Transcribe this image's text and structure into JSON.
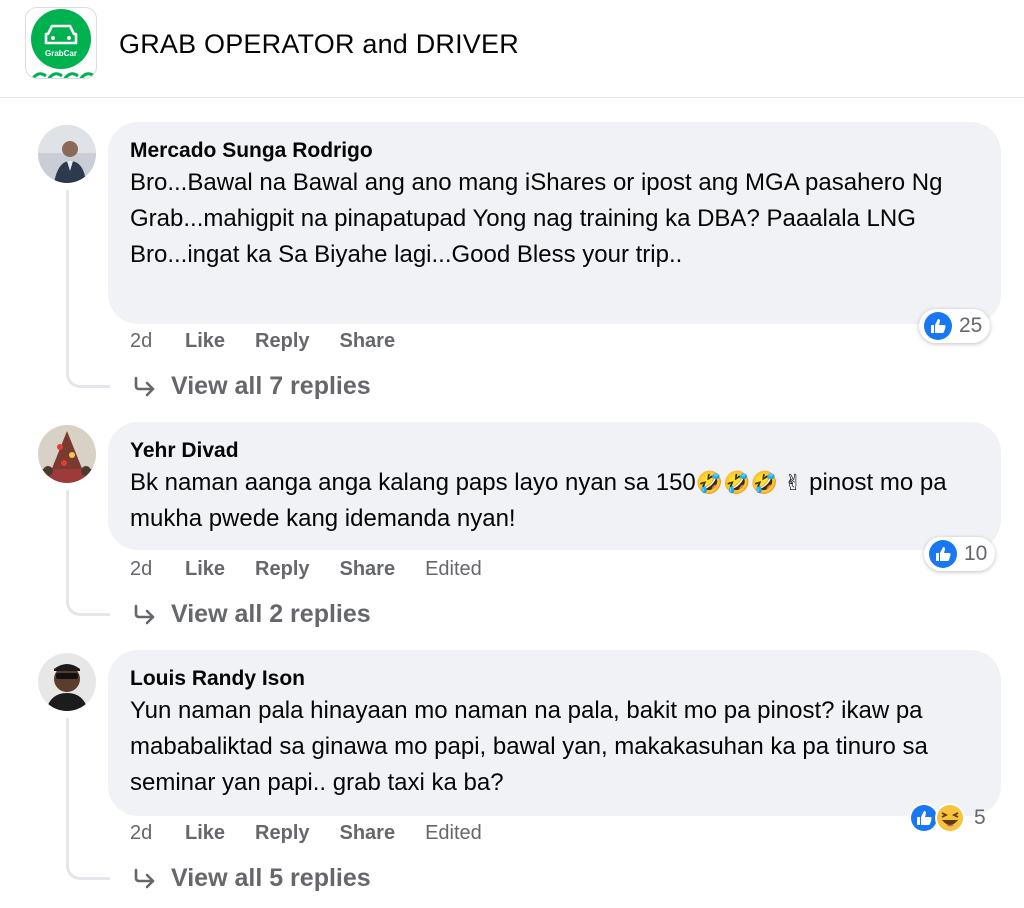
{
  "header": {
    "group_name": "GRAB OPERATOR and DRIVER",
    "logo_text": "GrabCar"
  },
  "comments": [
    {
      "author": "Mercado Sunga Rodrigo",
      "text": "Bro...Bawal na Bawal ang ano mang iShares or ipost ang MGA pasahero Ng Grab...mahigpit na pinapatupad Yong nag training ka DBA? Paaalala LNG Bro...ingat ka Sa Biyahe lagi...Good Bless your trip..",
      "time": "2d",
      "like": "Like",
      "reply": "Reply",
      "share": "Share",
      "reaction_count": "25",
      "view_replies": "View all 7 replies"
    },
    {
      "author": "Yehr Divad",
      "text_before": "Bk naman aanga anga kalang paps layo nyan sa 150",
      "emojis": "🤣🤣🤣 ✌",
      "text_after": " pinost mo pa mukha pwede kang idemanda nyan!",
      "time": "2d",
      "like": "Like",
      "reply": "Reply",
      "share": "Share",
      "edited": "Edited",
      "reaction_count": "10",
      "view_replies": "View all 2 replies"
    },
    {
      "author": "Louis Randy Ison",
      "text": "Yun naman pala hinayaan mo naman na pala, bakit mo pa pinost? ikaw pa mababaliktad sa ginawa mo papi, bawal yan, makakasuhan ka pa tinuro sa seminar yan papi.. grab taxi ka ba?",
      "time": "2d",
      "like": "Like",
      "reply": "Reply",
      "share": "Share",
      "edited": "Edited",
      "reaction_count": "5",
      "view_replies": "View all 5 replies"
    }
  ],
  "colors": {
    "grab_green": "#00b14f",
    "like_blue": "#1877f2",
    "bubble_bg": "#f0f2f5",
    "meta_gray": "#65676b"
  },
  "icons": [
    "grabcar-logo",
    "like-reaction-icon",
    "haha-reaction-icon",
    "reply-arrow-icon"
  ]
}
________
Transcribe the material as is, with images omitted.

Transcribe this image's text and structure into JSON.
{
  "header": {
    "group_name": "GRAB OPERATOR and DRIVER",
    "logo_text": "GrabCar"
  },
  "comments": [
    {
      "author": "Mercado Sunga Rodrigo",
      "text": "Bro...Bawal na Bawal ang ano mang iShares or ipost ang MGA pasahero Ng Grab...mahigpit na pinapatupad Yong nag training ka DBA? Paaalala LNG Bro...ingat ka Sa Biyahe lagi...Good Bless your trip..",
      "time": "2d",
      "like": "Like",
      "reply": "Reply",
      "share": "Share",
      "reaction_count": "25",
      "view_replies": "View all 7 replies"
    },
    {
      "author": "Yehr Divad",
      "text_before": "Bk naman aanga anga kalang paps layo nyan sa 150",
      "emojis": "🤣🤣🤣 ✌",
      "text_after": " pinost mo pa mukha pwede kang idemanda nyan!",
      "time": "2d",
      "like": "Like",
      "reply": "Reply",
      "share": "Share",
      "edited": "Edited",
      "reaction_count": "10",
      "view_replies": "View all 2 replies"
    },
    {
      "author": "Louis Randy Ison",
      "text": "Yun naman pala hinayaan mo naman na pala, bakit mo pa pinost? ikaw pa mababaliktad sa ginawa mo papi, bawal yan, makakasuhan ka pa tinuro sa seminar yan papi.. grab taxi ka ba?",
      "time": "2d",
      "like": "Like",
      "reply": "Reply",
      "share": "Share",
      "edited": "Edited",
      "reaction_count": "5",
      "view_replies": "View all 5 replies"
    }
  ],
  "colors": {
    "grab_green": "#00b14f",
    "like_blue": "#1877f2",
    "bubble_bg": "#f0f2f5",
    "meta_gray": "#65676b"
  },
  "icons": [
    "grabcar-logo",
    "like-reaction-icon",
    "haha-reaction-icon",
    "reply-arrow-icon"
  ]
}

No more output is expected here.